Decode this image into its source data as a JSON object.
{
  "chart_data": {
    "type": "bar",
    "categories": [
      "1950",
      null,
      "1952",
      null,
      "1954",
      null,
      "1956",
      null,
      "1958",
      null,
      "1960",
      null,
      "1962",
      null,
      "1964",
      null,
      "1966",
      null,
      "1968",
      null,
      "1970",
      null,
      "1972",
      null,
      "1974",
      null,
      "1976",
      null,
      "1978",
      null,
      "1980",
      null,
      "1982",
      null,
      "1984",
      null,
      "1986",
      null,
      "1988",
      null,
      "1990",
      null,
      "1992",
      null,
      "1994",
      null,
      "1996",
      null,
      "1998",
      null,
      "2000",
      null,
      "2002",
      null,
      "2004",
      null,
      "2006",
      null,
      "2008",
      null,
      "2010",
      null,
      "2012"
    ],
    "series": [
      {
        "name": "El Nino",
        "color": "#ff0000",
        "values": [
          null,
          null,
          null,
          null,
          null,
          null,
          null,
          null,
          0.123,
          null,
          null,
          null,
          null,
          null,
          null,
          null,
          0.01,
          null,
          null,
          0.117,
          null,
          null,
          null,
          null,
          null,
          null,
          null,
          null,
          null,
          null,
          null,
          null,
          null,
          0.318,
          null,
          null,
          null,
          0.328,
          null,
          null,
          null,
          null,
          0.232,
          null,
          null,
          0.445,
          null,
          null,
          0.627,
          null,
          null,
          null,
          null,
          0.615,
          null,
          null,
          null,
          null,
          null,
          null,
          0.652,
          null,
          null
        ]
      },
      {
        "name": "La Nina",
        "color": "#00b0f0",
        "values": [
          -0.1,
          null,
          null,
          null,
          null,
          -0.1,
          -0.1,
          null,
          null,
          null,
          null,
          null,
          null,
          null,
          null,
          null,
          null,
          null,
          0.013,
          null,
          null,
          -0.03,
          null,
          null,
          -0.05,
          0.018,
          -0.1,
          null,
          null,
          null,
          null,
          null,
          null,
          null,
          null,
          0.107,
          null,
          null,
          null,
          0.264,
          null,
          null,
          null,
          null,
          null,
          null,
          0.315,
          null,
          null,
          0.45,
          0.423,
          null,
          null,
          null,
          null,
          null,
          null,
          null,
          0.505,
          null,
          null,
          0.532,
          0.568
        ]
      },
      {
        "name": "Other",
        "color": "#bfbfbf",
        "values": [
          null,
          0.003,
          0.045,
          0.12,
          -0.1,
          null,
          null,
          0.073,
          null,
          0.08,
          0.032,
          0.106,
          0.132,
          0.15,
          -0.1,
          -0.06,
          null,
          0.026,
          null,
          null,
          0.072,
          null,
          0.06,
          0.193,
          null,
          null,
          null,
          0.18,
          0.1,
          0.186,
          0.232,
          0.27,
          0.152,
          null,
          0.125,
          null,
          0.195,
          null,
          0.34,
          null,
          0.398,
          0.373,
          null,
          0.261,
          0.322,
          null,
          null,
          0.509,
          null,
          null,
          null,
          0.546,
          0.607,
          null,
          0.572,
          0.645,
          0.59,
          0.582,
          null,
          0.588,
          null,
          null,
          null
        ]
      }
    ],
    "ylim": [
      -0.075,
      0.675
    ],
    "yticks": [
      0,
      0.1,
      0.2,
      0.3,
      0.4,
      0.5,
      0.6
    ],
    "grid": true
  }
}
################
» **Problem description**:
Reply with the number of lines in the preceding entries that contain "color", and no other words.

» **Solution to the problem**:
3